Two and a half years ago, we began a line of work we call Know Before You Owe. The work that we did as part of that project helped lead us to the TILA-RESPA final rule we issued Wednesday. Among other things, that rule requires new mortgage disclosures: a Loan Estimate the consumer gets when applying for a mortgage, and a Closing Disclosure when the consumer is ready to close on the mortgage. Today we’re looking back at the project that helped get us here.

What is Know Before You Owe?

When you buy a financial product or service, you should understand the terms you’re offered before you sign on the dotted line. You should be able to compare different products effectively and make the right choices for yourself and your family. And the information you use to make those decisions should be clear and easy to understand.

This information is usually presented in writing, in forms like disclosures, contracts, and offer letters. We believe that the best way to make sure this information is clear is for the people who actually have to use the information to help us design them. So that’s exactly what we asked people to do. We call this project Know Before You Owe.

How does it apply to mortgages?

We started Know Before You Owe in May 2011 with mortgage disclosures. In the Dodd-Frank Act, Congress directed us to combine the existing disclosures you get when you apply for and close on a mortgage: the Truth in Lending disclosures, the Good Faith Estimate, and the HUD-1 Settlement Statement. These disclosures contain some of the basic facts about home loans, and they should help you pick the right mortgage product for you. But they have overlapping information and complicated terms, and they can be just plain difficult to understand.

The idea is to create a single, simpler set of forms so that when you shop for a mortgage, and then again when you close on one, you can understand the basic information you need to pick the right mortgage loan for you.

◇ ◇ ◇ ◇ ◇ ◇ ◇

Problem to solve.
Copy the stretch of the Know Before You Owe text from "When you buy" through "project Know Before You Owe.", word for word.

◇ ◇ ◇ ◇ ◇ ◇ ◇

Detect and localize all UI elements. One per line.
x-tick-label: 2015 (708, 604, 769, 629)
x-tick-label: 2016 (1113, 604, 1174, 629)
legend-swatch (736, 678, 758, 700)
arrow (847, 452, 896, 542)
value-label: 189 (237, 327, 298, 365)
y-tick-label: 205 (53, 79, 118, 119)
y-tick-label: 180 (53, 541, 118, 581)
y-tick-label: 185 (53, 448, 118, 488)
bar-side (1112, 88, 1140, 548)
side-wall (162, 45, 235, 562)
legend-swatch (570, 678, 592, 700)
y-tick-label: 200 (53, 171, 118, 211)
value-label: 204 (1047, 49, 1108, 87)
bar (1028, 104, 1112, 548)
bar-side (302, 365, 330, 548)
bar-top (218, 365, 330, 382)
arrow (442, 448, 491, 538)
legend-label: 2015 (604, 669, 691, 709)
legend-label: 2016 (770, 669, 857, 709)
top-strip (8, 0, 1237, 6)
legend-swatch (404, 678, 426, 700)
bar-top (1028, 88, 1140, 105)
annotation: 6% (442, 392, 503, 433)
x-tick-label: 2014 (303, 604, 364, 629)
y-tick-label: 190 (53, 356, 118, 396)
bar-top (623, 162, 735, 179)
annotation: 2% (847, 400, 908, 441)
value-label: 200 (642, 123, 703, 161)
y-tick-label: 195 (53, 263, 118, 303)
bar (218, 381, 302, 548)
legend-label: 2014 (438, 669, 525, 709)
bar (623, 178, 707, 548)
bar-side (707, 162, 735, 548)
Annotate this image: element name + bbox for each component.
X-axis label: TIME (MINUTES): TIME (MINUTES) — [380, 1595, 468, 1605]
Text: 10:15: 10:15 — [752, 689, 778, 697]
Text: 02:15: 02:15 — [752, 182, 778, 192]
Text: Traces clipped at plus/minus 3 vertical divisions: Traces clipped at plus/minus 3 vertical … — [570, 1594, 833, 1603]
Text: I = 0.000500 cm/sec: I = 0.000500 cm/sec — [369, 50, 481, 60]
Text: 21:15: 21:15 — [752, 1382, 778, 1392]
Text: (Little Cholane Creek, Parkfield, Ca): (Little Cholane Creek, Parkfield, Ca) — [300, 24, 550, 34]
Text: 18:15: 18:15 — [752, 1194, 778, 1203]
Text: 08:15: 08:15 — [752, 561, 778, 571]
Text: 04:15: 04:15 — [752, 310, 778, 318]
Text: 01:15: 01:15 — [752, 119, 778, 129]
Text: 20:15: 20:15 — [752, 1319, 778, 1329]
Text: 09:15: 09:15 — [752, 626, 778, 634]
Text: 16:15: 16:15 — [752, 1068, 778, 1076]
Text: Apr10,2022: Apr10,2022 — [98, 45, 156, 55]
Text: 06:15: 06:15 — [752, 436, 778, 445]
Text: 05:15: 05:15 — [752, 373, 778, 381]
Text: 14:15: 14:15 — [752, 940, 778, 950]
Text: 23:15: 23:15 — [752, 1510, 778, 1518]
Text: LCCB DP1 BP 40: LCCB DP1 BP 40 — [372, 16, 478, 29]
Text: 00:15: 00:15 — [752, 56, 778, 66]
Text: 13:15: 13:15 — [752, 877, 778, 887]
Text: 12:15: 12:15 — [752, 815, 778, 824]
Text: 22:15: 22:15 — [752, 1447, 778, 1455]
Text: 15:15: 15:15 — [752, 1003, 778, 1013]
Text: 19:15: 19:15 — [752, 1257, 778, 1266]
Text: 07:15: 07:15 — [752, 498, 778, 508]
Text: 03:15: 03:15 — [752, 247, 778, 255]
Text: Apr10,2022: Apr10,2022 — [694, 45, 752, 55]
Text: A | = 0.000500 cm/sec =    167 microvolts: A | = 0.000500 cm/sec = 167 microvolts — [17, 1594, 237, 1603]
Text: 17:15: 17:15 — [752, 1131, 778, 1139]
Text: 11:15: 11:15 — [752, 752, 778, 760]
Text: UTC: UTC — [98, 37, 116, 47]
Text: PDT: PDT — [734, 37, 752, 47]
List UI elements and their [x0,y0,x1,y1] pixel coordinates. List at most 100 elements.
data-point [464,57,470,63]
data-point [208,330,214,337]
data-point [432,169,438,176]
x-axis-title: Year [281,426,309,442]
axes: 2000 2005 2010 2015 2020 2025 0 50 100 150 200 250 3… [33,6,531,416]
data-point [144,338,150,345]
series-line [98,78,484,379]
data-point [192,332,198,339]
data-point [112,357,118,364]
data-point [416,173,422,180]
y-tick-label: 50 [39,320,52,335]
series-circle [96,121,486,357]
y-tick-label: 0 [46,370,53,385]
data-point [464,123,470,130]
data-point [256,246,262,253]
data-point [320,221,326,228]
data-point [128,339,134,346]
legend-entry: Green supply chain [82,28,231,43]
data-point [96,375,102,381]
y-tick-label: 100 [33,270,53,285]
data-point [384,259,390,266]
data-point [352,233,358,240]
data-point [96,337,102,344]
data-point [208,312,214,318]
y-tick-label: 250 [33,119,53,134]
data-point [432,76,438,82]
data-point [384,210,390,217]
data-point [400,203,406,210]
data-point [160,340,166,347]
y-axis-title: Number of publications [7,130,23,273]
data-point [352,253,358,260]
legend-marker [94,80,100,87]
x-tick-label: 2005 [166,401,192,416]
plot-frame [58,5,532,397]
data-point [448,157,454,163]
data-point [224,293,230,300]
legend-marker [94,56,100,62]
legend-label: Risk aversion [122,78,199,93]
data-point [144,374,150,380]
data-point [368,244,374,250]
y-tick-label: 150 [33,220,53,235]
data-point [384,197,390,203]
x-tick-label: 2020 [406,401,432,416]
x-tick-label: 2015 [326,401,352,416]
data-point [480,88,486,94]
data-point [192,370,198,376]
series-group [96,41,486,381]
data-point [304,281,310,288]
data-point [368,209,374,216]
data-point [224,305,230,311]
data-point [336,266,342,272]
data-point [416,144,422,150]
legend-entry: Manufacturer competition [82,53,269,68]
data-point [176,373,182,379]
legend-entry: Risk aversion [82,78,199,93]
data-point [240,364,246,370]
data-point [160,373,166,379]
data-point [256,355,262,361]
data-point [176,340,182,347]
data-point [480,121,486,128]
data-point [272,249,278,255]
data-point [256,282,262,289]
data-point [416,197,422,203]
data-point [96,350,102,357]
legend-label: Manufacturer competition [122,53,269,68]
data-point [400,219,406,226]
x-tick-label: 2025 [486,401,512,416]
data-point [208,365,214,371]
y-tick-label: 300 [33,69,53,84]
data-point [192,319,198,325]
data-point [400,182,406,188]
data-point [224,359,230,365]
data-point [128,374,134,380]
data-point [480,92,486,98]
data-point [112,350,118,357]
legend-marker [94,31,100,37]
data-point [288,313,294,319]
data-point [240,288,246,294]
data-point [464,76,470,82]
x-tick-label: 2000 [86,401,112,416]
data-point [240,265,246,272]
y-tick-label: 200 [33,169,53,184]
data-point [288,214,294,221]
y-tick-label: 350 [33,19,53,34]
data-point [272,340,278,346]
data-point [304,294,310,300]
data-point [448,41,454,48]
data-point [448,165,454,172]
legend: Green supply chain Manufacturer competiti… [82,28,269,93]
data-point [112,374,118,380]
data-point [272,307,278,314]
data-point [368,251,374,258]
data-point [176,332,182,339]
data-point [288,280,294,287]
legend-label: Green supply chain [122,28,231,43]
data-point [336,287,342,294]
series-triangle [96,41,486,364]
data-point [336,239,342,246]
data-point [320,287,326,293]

◇ ◇ ◇ ◇ ◇ ◇ ◇

Exercise answer.
When you buy a financial product or service, you should understand the terms you’re offered before you sign on the dotted line. You should be able to compare different products effectively and make the right choices for yourself and your family. And the information you use to make those decisions should be clear and easy to understand.

This information is usually presented in writing, in forms like disclosures, contracts, and offer letters. We believe that the best way to make sure this information is clear is for the people who actually have to use the information to help us design them. So that’s exactly what we asked people to do. We call this project Know Before You Owe.